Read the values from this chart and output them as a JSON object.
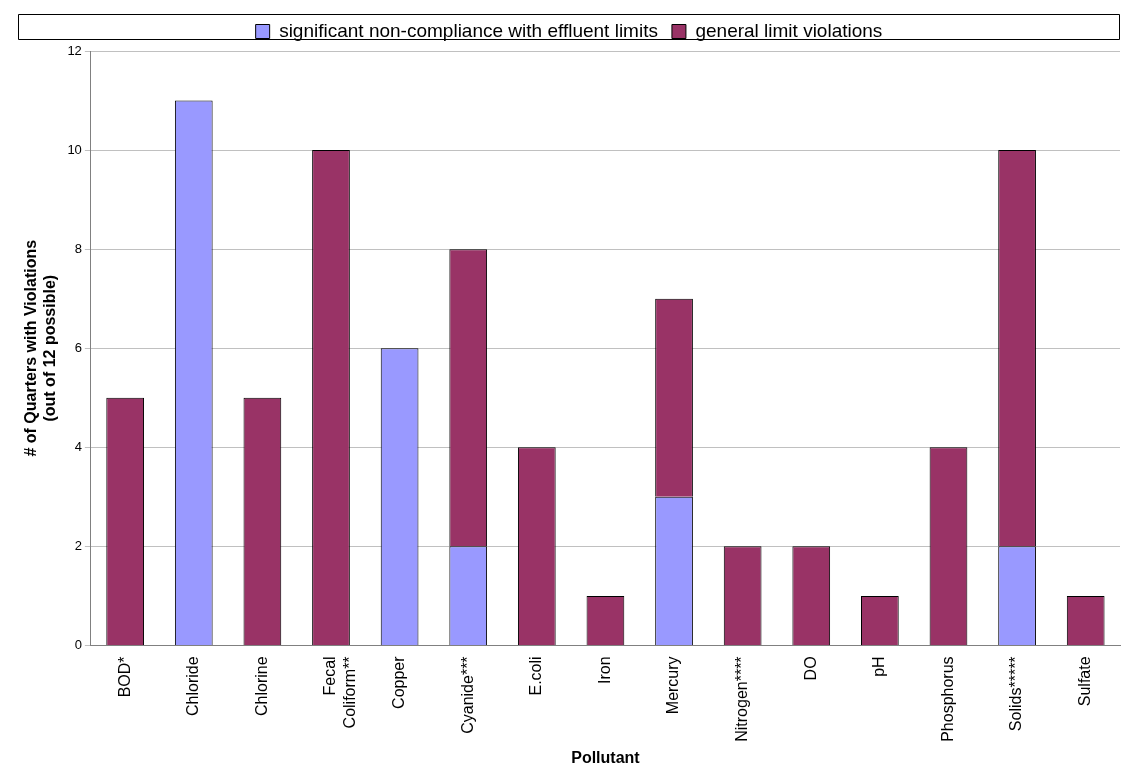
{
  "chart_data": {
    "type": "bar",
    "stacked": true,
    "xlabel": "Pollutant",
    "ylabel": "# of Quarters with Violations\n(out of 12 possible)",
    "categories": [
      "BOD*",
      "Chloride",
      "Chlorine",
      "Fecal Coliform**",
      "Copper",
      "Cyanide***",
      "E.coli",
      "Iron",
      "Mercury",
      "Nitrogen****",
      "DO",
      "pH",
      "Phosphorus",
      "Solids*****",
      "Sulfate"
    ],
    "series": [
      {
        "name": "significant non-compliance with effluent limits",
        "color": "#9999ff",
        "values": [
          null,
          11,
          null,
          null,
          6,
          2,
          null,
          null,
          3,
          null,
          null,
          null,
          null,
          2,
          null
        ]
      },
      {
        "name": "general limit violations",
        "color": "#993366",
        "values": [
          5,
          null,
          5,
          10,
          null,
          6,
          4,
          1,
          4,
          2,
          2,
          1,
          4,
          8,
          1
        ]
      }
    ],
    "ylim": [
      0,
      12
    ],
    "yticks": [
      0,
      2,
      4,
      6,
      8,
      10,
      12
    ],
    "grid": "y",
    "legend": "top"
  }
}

= = = =

All the records need to be repeated exactly, with the images dropped.

Read the values from this chart and output them as a JSON object.
{
  "chart_data": {
    "type": "bar",
    "stacked": true,
    "xlabel": "Pollutant",
    "ylabel": "# of Quarters with Violations\n(out of 12 possible)",
    "categories": [
      "BOD*",
      "Chloride",
      "Chlorine",
      "Fecal Coliform**",
      "Copper",
      "Cyanide***",
      "E.coli",
      "Iron",
      "Mercury",
      "Nitrogen****",
      "DO",
      "pH",
      "Phosphorus",
      "Solids*****",
      "Sulfate"
    ],
    "series": [
      {
        "name": "significant non-compliance with effluent limits",
        "color": "#9999ff",
        "values": [
          null,
          11,
          null,
          null,
          6,
          2,
          null,
          null,
          3,
          null,
          null,
          null,
          null,
          2,
          null
        ]
      },
      {
        "name": "general limit violations",
        "color": "#993366",
        "values": [
          5,
          null,
          5,
          10,
          null,
          6,
          4,
          1,
          4,
          2,
          2,
          1,
          4,
          8,
          1
        ]
      }
    ],
    "ylim": [
      0,
      12
    ],
    "yticks": [
      0,
      2,
      4,
      6,
      8,
      10,
      12
    ],
    "grid": "y",
    "legend": "top"
  }
}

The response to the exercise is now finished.